(To do)
Go through the entries below and print each one exactly, leaving out pictures.

(Records from a collection)

+++

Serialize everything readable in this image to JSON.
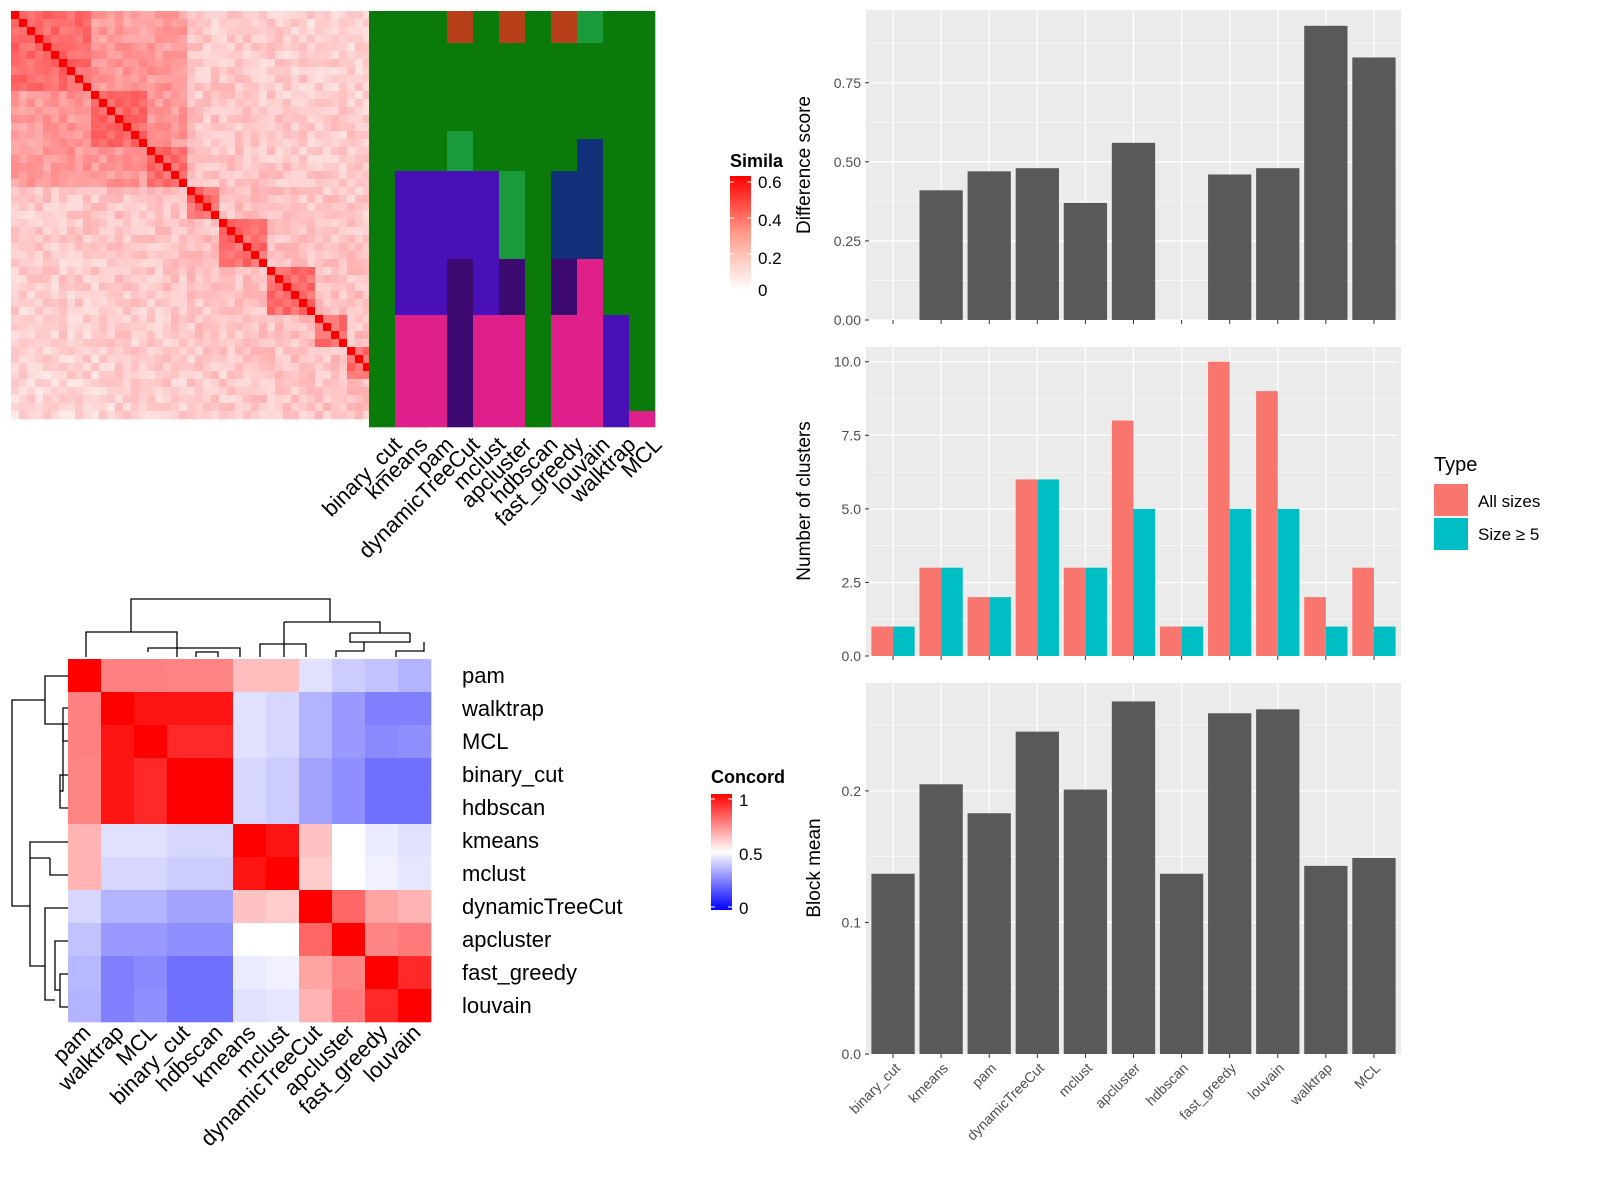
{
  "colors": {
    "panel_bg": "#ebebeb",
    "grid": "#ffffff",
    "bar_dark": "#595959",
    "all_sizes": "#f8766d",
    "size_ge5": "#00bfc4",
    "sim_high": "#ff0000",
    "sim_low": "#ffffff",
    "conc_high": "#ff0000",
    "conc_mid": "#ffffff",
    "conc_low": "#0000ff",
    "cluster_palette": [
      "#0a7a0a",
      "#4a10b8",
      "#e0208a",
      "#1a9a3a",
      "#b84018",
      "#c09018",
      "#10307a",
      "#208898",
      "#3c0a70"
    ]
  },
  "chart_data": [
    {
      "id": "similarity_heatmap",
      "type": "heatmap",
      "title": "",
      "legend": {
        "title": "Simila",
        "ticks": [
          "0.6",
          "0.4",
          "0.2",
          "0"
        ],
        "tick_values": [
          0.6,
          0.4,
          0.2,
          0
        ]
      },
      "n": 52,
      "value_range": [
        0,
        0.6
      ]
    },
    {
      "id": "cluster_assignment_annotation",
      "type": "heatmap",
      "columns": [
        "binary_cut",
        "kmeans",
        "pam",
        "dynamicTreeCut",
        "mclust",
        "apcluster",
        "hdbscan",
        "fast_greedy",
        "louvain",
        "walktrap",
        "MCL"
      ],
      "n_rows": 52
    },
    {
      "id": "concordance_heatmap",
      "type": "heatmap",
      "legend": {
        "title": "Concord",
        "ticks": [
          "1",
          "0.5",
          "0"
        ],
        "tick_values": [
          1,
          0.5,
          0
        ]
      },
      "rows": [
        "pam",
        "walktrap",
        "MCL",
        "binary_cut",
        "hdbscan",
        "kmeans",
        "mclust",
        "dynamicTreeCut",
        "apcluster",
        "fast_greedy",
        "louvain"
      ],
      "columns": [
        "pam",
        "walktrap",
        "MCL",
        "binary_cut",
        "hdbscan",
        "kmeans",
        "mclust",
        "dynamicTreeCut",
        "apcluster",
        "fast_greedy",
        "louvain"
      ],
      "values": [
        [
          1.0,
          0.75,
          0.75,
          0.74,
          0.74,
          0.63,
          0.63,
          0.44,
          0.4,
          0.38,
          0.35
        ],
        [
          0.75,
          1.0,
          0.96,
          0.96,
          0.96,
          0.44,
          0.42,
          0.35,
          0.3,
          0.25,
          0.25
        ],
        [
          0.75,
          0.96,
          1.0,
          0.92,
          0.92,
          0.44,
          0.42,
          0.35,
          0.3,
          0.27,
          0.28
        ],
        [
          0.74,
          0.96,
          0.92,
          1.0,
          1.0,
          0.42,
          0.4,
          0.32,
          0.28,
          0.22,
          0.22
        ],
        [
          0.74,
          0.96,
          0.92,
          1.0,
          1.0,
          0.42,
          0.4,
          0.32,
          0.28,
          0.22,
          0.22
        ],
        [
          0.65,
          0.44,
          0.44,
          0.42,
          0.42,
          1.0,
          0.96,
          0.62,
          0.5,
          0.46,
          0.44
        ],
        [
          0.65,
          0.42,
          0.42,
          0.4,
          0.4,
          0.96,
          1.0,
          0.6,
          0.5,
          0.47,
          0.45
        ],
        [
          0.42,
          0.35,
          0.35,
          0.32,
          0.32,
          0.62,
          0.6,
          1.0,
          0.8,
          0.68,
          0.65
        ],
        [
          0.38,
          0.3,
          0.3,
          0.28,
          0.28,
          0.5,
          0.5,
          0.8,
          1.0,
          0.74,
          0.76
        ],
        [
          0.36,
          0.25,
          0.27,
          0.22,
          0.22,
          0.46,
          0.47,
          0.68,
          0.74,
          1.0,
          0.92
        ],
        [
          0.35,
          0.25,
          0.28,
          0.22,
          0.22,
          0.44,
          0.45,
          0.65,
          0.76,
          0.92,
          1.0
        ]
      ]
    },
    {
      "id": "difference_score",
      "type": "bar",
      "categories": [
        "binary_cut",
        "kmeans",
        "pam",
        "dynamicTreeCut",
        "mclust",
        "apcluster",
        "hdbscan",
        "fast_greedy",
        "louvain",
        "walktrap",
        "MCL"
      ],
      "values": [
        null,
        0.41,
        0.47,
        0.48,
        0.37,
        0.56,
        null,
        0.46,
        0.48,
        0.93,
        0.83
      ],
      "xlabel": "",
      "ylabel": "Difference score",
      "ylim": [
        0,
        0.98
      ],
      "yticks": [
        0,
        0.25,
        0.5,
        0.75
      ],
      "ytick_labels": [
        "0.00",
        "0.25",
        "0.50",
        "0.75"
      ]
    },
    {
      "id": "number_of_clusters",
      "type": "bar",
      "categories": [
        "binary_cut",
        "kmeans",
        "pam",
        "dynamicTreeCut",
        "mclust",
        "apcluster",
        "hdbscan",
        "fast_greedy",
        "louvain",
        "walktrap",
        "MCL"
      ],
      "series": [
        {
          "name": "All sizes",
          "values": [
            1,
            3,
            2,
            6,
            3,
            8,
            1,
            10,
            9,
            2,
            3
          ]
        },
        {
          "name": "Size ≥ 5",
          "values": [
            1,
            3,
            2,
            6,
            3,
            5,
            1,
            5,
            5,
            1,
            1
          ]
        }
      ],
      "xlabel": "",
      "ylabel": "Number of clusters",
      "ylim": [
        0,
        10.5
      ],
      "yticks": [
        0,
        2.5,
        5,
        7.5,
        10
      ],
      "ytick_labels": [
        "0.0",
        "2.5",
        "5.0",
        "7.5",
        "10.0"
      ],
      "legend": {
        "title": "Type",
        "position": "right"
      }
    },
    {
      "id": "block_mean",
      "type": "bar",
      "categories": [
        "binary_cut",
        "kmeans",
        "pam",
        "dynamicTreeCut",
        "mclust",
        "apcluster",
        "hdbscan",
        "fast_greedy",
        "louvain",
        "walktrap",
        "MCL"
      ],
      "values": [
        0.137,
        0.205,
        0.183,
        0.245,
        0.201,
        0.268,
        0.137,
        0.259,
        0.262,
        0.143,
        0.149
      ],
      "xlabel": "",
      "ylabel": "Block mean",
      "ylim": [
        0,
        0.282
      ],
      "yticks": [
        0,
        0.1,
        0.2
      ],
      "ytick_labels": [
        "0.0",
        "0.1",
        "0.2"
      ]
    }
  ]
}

+++

(Exercise output)
Serialize everything readable in this image to JSON.
{
  "colors": {
    "panel_bg": "#ebebeb",
    "grid": "#ffffff",
    "bar_dark": "#595959",
    "all_sizes": "#f8766d",
    "size_ge5": "#00bfc4",
    "sim_high": "#ff0000",
    "sim_low": "#ffffff",
    "conc_high": "#ff0000",
    "conc_mid": "#ffffff",
    "conc_low": "#0000ff",
    "cluster_palette": [
      "#0a7a0a",
      "#4a10b8",
      "#e0208a",
      "#1a9a3a",
      "#b84018",
      "#c09018",
      "#10307a",
      "#208898",
      "#3c0a70"
    ]
  },
  "chart_data": [
    {
      "id": "similarity_heatmap",
      "type": "heatmap",
      "title": "",
      "legend": {
        "title": "Simila",
        "ticks": [
          "0.6",
          "0.4",
          "0.2",
          "0"
        ],
        "tick_values": [
          0.6,
          0.4,
          0.2,
          0
        ]
      },
      "n": 52,
      "value_range": [
        0,
        0.6
      ]
    },
    {
      "id": "cluster_assignment_annotation",
      "type": "heatmap",
      "columns": [
        "binary_cut",
        "kmeans",
        "pam",
        "dynamicTreeCut",
        "mclust",
        "apcluster",
        "hdbscan",
        "fast_greedy",
        "louvain",
        "walktrap",
        "MCL"
      ],
      "n_rows": 52
    },
    {
      "id": "concordance_heatmap",
      "type": "heatmap",
      "legend": {
        "title": "Concord",
        "ticks": [
          "1",
          "0.5",
          "0"
        ],
        "tick_values": [
          1,
          0.5,
          0
        ]
      },
      "rows": [
        "pam",
        "walktrap",
        "MCL",
        "binary_cut",
        "hdbscan",
        "kmeans",
        "mclust",
        "dynamicTreeCut",
        "apcluster",
        "fast_greedy",
        "louvain"
      ],
      "columns": [
        "pam",
        "walktrap",
        "MCL",
        "binary_cut",
        "hdbscan",
        "kmeans",
        "mclust",
        "dynamicTreeCut",
        "apcluster",
        "fast_greedy",
        "louvain"
      ],
      "values": [
        [
          1.0,
          0.75,
          0.75,
          0.74,
          0.74,
          0.63,
          0.63,
          0.44,
          0.4,
          0.38,
          0.35
        ],
        [
          0.75,
          1.0,
          0.96,
          0.96,
          0.96,
          0.44,
          0.42,
          0.35,
          0.3,
          0.25,
          0.25
        ],
        [
          0.75,
          0.96,
          1.0,
          0.92,
          0.92,
          0.44,
          0.42,
          0.35,
          0.3,
          0.27,
          0.28
        ],
        [
          0.74,
          0.96,
          0.92,
          1.0,
          1.0,
          0.42,
          0.4,
          0.32,
          0.28,
          0.22,
          0.22
        ],
        [
          0.74,
          0.96,
          0.92,
          1.0,
          1.0,
          0.42,
          0.4,
          0.32,
          0.28,
          0.22,
          0.22
        ],
        [
          0.65,
          0.44,
          0.44,
          0.42,
          0.42,
          1.0,
          0.96,
          0.62,
          0.5,
          0.46,
          0.44
        ],
        [
          0.65,
          0.42,
          0.42,
          0.4,
          0.4,
          0.96,
          1.0,
          0.6,
          0.5,
          0.47,
          0.45
        ],
        [
          0.42,
          0.35,
          0.35,
          0.32,
          0.32,
          0.62,
          0.6,
          1.0,
          0.8,
          0.68,
          0.65
        ],
        [
          0.38,
          0.3,
          0.3,
          0.28,
          0.28,
          0.5,
          0.5,
          0.8,
          1.0,
          0.74,
          0.76
        ],
        [
          0.36,
          0.25,
          0.27,
          0.22,
          0.22,
          0.46,
          0.47,
          0.68,
          0.74,
          1.0,
          0.92
        ],
        [
          0.35,
          0.25,
          0.28,
          0.22,
          0.22,
          0.44,
          0.45,
          0.65,
          0.76,
          0.92,
          1.0
        ]
      ]
    },
    {
      "id": "difference_score",
      "type": "bar",
      "categories": [
        "binary_cut",
        "kmeans",
        "pam",
        "dynamicTreeCut",
        "mclust",
        "apcluster",
        "hdbscan",
        "fast_greedy",
        "louvain",
        "walktrap",
        "MCL"
      ],
      "values": [
        null,
        0.41,
        0.47,
        0.48,
        0.37,
        0.56,
        null,
        0.46,
        0.48,
        0.93,
        0.83
      ],
      "xlabel": "",
      "ylabel": "Difference score",
      "ylim": [
        0,
        0.98
      ],
      "yticks": [
        0,
        0.25,
        0.5,
        0.75
      ],
      "ytick_labels": [
        "0.00",
        "0.25",
        "0.50",
        "0.75"
      ]
    },
    {
      "id": "number_of_clusters",
      "type": "bar",
      "categories": [
        "binary_cut",
        "kmeans",
        "pam",
        "dynamicTreeCut",
        "mclust",
        "apcluster",
        "hdbscan",
        "fast_greedy",
        "louvain",
        "walktrap",
        "MCL"
      ],
      "series": [
        {
          "name": "All sizes",
          "values": [
            1,
            3,
            2,
            6,
            3,
            8,
            1,
            10,
            9,
            2,
            3
          ]
        },
        {
          "name": "Size ≥ 5",
          "values": [
            1,
            3,
            2,
            6,
            3,
            5,
            1,
            5,
            5,
            1,
            1
          ]
        }
      ],
      "xlabel": "",
      "ylabel": "Number of clusters",
      "ylim": [
        0,
        10.5
      ],
      "yticks": [
        0,
        2.5,
        5,
        7.5,
        10
      ],
      "ytick_labels": [
        "0.0",
        "2.5",
        "5.0",
        "7.5",
        "10.0"
      ],
      "legend": {
        "title": "Type",
        "position": "right"
      }
    },
    {
      "id": "block_mean",
      "type": "bar",
      "categories": [
        "binary_cut",
        "kmeans",
        "pam",
        "dynamicTreeCut",
        "mclust",
        "apcluster",
        "hdbscan",
        "fast_greedy",
        "louvain",
        "walktrap",
        "MCL"
      ],
      "values": [
        0.137,
        0.205,
        0.183,
        0.245,
        0.201,
        0.268,
        0.137,
        0.259,
        0.262,
        0.143,
        0.149
      ],
      "xlabel": "",
      "ylabel": "Block mean",
      "ylim": [
        0,
        0.282
      ],
      "yticks": [
        0,
        0.1,
        0.2
      ],
      "ytick_labels": [
        "0.0",
        "0.1",
        "0.2"
      ]
    }
  ]
}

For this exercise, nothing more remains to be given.